Part of a data file:

-- begin --

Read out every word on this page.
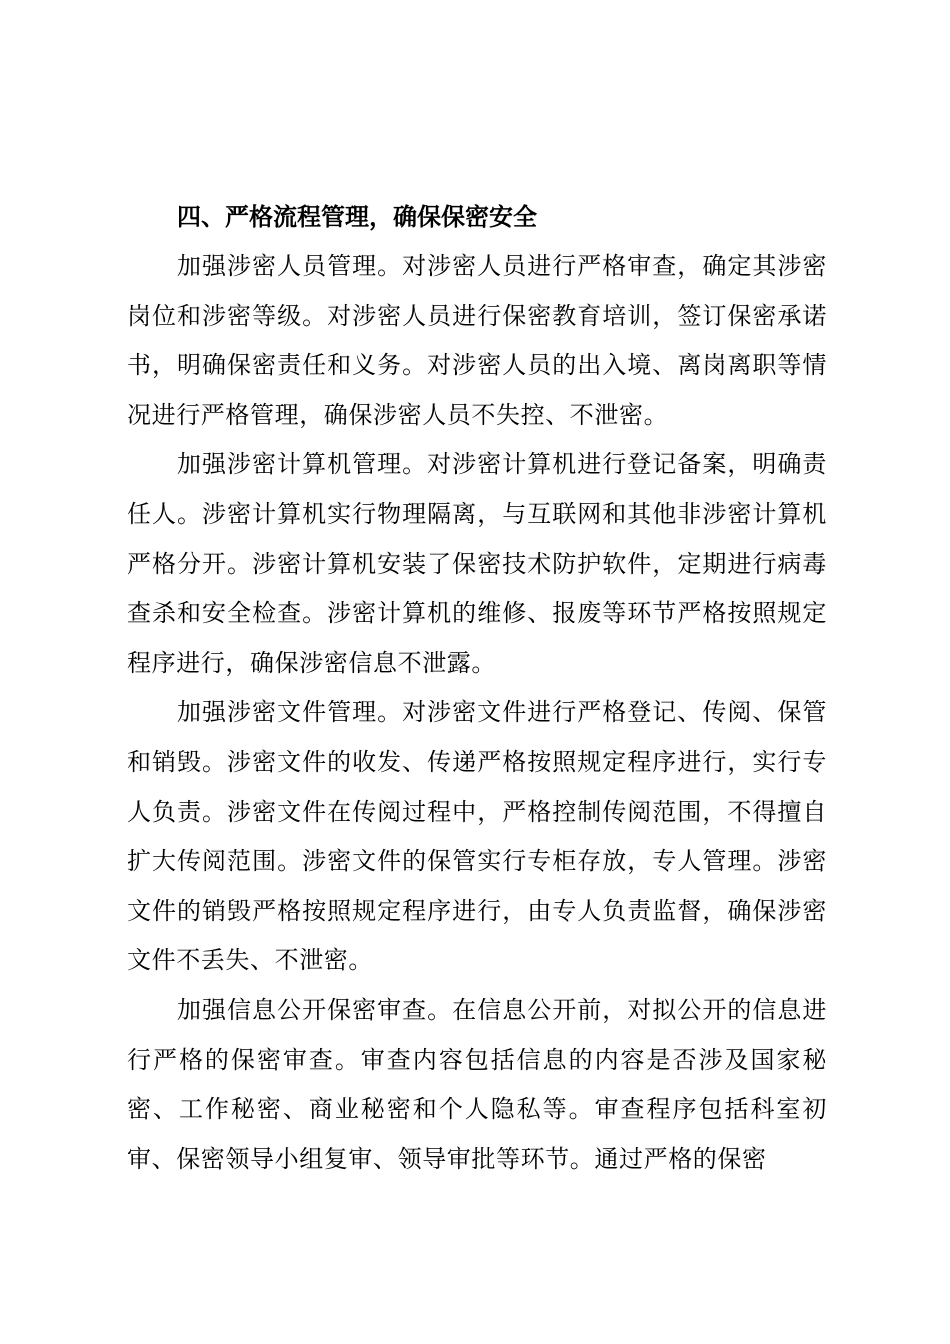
四、严格流程管理，确保保密安全

加强涉密人员管理。对涉密人员进行严格审查，确定其涉密岗位和涉密等级。对涉密人员进行保密教育培训，签订保密承诺书，明确保密责任和义务。对涉密人员的出入境、离岗离职等情况进行严格管理，确保涉密人员不失控、不泄密。

加强涉密计算机管理。对涉密计算机进行登记备案，明确责任人。涉密计算机实行物理隔离，与互联网和其他非涉密计算机严格分开。涉密计算机安装了保密技术防护软件，定期进行病毒查杀和安全检查。涉密计算机的维修、报废等环节严格按照规定程序进行，确保涉密信息不泄露。

加强涉密文件管理。对涉密文件进行严格登记、传阅、保管和销毁。涉密文件的收发、传递严格按照规定程序进行，实行专人负责。涉密文件在传阅过程中，严格控制传阅范围，不得擅自扩大传阅范围。涉密文件的保管实行专柜存放，专人管理。涉密文件的销毁严格按照规定程序进行，由专人负责监督，确保涉密文件不丢失、不泄密。

加强信息公开保密审查。在信息公开前，对拟公开的信息进行严格的保密审查。审查内容包括信息的内容是否涉及国家秘密、工作秘密、商业秘密和个人隐私等。审查程序包括科室初审、保密领导小组复审、领导审批等环节。通过严格的保密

-- end --

TASK TO COMPLETE: Restate the data above exactly, stripping out each image.

SOLUTION TO THE EXERCISE:
Read out every word on this page.
四、严格流程管理，确保保密安全

加强涉密人员管理。对涉密人员进行严格审查，确定其涉密岗位和涉密等级。对涉密人员进行保密教育培训，签订保密承诺书，明确保密责任和义务。对涉密人员的出入境、离岗离职等情况进行严格管理，确保涉密人员不失控、不泄密。

加强涉密计算机管理。对涉密计算机进行登记备案，明确责任人。涉密计算机实行物理隔离，与互联网和其他非涉密计算机严格分开。涉密计算机安装了保密技术防护软件，定期进行病毒查杀和安全检查。涉密计算机的维修、报废等环节严格按照规定程序进行，确保涉密信息不泄露。

加强涉密文件管理。对涉密文件进行严格登记、传阅、保管和销毁。涉密文件的收发、传递严格按照规定程序进行，实行专人负责。涉密文件在传阅过程中，严格控制传阅范围，不得擅自扩大传阅范围。涉密文件的保管实行专柜存放，专人管理。涉密文件的销毁严格按照规定程序进行，由专人负责监督，确保涉密文件不丢失、不泄密。

加强信息公开保密审查。在信息公开前，对拟公开的信息进行严格的保密审查。审查内容包括信息的内容是否涉及国家秘密、工作秘密、商业秘密和个人隐私等。审查程序包括科室初审、保密领导小组复审、领导审批等环节。通过严格的保密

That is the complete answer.